* _Instructions to follow_:
Check each line for the string "xlabel", then give only how many lines have it.

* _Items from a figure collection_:
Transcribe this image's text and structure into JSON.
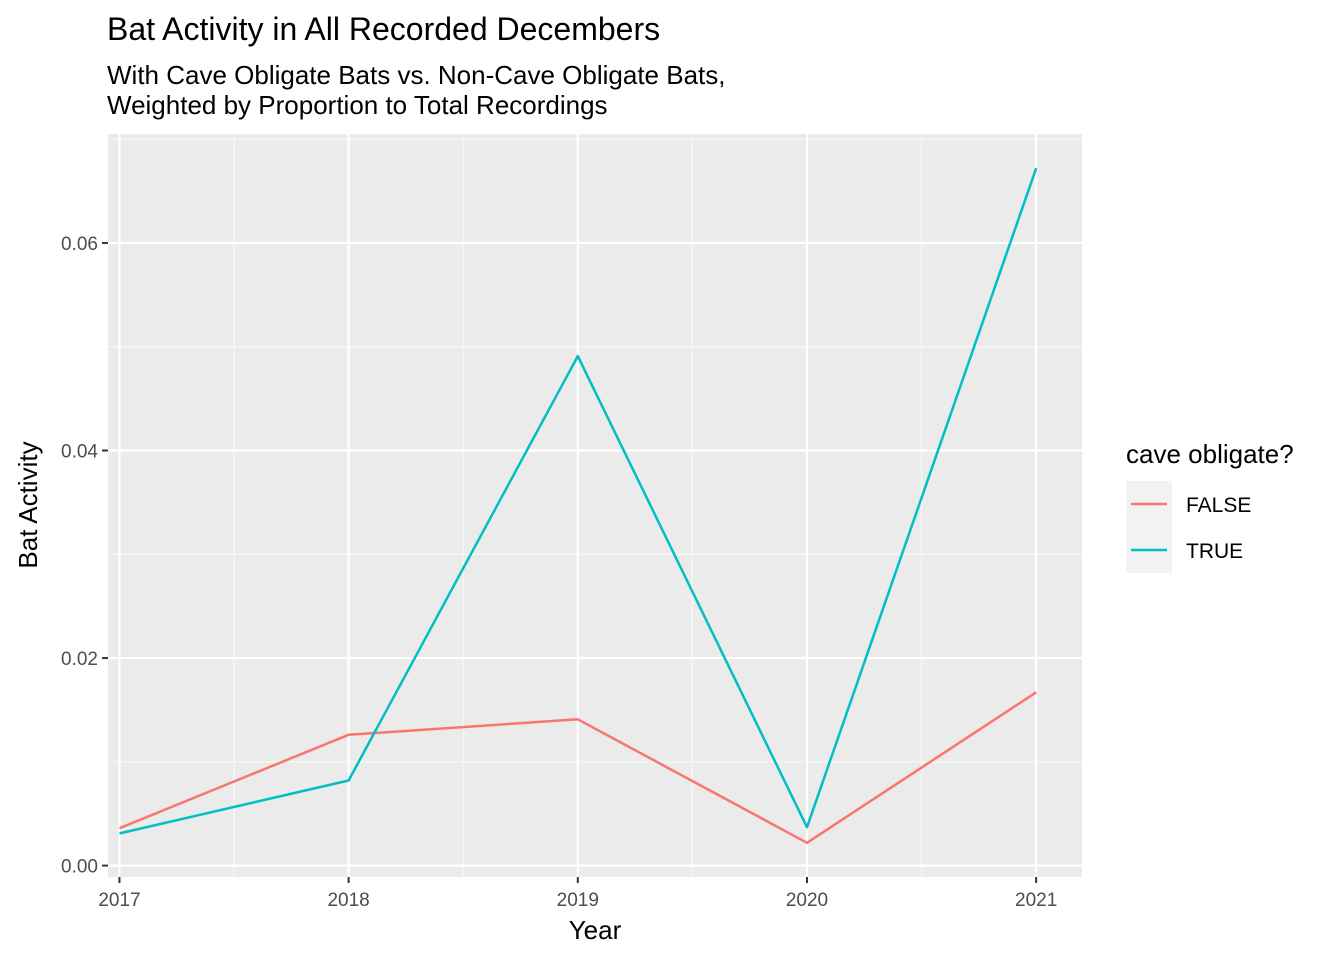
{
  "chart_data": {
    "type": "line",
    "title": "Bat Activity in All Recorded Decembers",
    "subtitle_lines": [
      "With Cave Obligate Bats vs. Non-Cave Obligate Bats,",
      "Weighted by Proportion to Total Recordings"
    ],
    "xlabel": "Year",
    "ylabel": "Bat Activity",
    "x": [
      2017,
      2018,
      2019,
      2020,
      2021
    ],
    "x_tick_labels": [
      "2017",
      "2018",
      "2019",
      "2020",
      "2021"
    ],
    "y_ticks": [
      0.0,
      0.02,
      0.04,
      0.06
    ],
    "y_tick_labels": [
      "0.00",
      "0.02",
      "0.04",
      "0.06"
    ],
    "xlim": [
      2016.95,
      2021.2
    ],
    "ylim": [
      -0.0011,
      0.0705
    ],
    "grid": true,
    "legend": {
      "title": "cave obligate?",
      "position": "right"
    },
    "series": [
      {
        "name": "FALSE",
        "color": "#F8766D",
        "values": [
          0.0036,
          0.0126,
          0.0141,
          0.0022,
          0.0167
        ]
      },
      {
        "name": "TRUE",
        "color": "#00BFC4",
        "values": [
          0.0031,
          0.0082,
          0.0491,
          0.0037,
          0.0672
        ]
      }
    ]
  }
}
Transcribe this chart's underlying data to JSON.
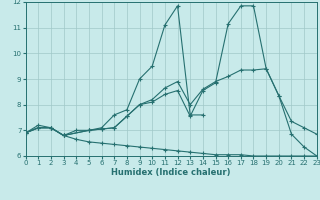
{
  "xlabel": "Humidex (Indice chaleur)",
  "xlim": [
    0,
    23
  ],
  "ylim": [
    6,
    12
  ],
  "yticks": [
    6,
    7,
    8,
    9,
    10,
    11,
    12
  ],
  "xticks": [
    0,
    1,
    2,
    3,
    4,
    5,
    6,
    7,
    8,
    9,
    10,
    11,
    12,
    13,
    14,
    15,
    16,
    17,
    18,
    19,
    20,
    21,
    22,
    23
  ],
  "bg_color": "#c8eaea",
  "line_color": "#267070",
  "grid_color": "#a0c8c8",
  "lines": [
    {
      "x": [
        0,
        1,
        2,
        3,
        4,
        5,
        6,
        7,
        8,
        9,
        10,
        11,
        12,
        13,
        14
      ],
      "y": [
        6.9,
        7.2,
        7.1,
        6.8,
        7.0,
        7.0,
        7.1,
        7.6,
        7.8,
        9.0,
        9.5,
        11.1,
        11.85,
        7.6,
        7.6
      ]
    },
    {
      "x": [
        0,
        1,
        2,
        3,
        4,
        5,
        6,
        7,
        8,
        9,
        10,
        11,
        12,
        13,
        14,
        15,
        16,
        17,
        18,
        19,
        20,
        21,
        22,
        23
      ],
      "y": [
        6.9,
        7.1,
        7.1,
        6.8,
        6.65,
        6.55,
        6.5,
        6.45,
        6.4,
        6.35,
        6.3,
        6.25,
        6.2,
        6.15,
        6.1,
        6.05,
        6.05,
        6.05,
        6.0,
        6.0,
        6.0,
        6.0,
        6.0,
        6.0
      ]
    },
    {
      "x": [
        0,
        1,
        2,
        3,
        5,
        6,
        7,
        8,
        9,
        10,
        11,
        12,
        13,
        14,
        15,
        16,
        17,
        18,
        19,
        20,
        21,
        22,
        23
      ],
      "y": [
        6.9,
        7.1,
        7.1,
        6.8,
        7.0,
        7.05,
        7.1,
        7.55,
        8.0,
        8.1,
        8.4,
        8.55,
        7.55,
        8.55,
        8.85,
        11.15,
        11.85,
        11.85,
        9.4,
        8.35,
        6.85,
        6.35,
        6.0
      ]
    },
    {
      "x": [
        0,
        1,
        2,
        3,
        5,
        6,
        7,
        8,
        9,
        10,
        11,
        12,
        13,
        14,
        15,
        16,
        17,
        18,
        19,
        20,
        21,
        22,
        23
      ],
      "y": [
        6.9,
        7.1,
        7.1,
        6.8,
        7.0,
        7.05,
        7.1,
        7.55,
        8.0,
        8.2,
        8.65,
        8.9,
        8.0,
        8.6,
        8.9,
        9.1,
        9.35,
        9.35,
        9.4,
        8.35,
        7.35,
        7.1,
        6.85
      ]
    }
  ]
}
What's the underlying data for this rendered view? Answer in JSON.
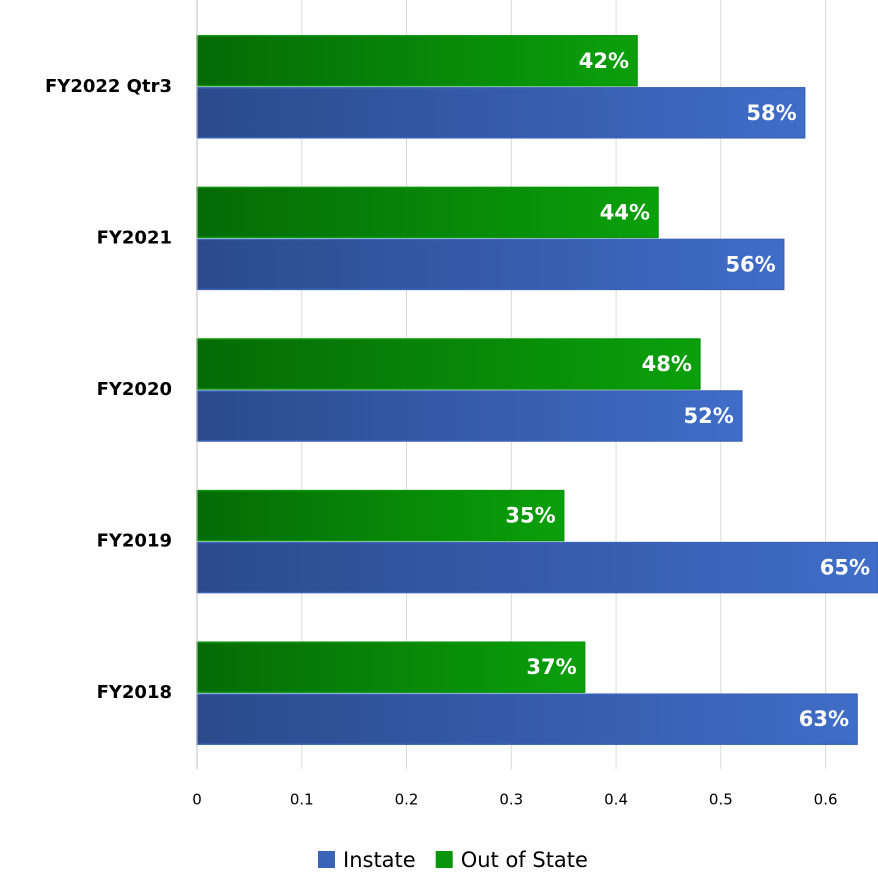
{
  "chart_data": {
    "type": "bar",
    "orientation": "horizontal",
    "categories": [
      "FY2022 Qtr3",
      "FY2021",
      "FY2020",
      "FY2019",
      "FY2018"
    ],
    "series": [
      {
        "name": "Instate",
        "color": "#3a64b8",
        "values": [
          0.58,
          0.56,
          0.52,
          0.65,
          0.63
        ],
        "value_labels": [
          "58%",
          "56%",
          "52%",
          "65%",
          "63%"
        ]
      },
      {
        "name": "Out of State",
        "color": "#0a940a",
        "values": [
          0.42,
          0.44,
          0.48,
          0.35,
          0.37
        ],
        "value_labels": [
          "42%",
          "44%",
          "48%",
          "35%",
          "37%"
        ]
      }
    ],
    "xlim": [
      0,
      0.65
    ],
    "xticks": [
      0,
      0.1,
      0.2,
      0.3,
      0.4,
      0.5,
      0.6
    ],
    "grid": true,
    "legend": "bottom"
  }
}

...

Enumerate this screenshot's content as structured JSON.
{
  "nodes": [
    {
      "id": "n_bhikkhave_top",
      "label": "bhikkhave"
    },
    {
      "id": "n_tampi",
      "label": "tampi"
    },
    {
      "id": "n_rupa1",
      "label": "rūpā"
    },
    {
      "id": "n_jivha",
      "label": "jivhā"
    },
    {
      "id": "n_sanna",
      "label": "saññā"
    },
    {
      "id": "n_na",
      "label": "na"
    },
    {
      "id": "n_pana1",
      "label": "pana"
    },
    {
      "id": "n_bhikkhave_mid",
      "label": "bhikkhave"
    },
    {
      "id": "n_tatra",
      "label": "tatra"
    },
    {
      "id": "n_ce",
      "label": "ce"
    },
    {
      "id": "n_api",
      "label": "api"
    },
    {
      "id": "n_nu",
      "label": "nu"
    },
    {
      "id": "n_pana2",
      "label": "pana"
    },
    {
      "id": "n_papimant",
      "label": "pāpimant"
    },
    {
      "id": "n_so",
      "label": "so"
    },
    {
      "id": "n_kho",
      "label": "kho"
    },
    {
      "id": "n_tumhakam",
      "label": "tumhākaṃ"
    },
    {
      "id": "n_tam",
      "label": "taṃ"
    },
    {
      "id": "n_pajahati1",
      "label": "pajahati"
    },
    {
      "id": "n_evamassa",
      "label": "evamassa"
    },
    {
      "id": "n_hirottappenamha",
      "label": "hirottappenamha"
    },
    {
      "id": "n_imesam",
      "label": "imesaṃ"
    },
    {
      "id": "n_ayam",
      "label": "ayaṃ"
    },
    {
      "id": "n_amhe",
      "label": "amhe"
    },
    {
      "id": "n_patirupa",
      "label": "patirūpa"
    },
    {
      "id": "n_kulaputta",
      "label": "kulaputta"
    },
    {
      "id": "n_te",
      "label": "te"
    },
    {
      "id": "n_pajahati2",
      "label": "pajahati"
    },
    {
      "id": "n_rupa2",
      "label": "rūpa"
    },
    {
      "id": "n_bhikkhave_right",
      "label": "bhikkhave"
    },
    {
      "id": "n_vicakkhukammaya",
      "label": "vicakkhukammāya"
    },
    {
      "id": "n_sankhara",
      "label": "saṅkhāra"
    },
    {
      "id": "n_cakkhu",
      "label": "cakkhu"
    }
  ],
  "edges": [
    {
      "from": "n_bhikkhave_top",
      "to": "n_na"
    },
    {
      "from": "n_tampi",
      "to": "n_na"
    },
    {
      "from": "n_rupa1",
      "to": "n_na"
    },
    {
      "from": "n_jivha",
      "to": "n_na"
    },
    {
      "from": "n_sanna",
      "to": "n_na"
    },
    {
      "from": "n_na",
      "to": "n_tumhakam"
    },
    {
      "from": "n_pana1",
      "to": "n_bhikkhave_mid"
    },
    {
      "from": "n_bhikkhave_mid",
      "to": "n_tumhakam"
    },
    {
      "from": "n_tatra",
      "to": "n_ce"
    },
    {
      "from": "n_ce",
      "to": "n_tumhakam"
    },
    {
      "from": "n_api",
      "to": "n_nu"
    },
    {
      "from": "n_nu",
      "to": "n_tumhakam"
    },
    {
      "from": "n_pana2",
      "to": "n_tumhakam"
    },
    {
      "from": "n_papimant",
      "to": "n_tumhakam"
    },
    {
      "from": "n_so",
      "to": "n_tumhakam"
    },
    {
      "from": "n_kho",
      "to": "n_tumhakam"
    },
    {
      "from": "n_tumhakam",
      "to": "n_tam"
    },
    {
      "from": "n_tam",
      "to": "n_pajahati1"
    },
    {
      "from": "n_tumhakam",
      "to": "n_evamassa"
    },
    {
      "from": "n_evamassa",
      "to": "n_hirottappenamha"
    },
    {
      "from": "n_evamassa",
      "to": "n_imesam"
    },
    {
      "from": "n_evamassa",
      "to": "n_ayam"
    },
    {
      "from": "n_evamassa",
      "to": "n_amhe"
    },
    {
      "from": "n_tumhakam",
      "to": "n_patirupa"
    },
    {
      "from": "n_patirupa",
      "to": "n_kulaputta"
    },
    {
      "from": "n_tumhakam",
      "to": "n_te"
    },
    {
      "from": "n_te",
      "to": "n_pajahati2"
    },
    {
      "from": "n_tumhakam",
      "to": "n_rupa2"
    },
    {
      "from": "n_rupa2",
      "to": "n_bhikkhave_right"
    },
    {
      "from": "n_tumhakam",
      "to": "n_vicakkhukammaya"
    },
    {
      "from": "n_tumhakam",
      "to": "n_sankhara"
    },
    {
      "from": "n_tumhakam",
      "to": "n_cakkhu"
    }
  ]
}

* _Solution to this exercise_:
2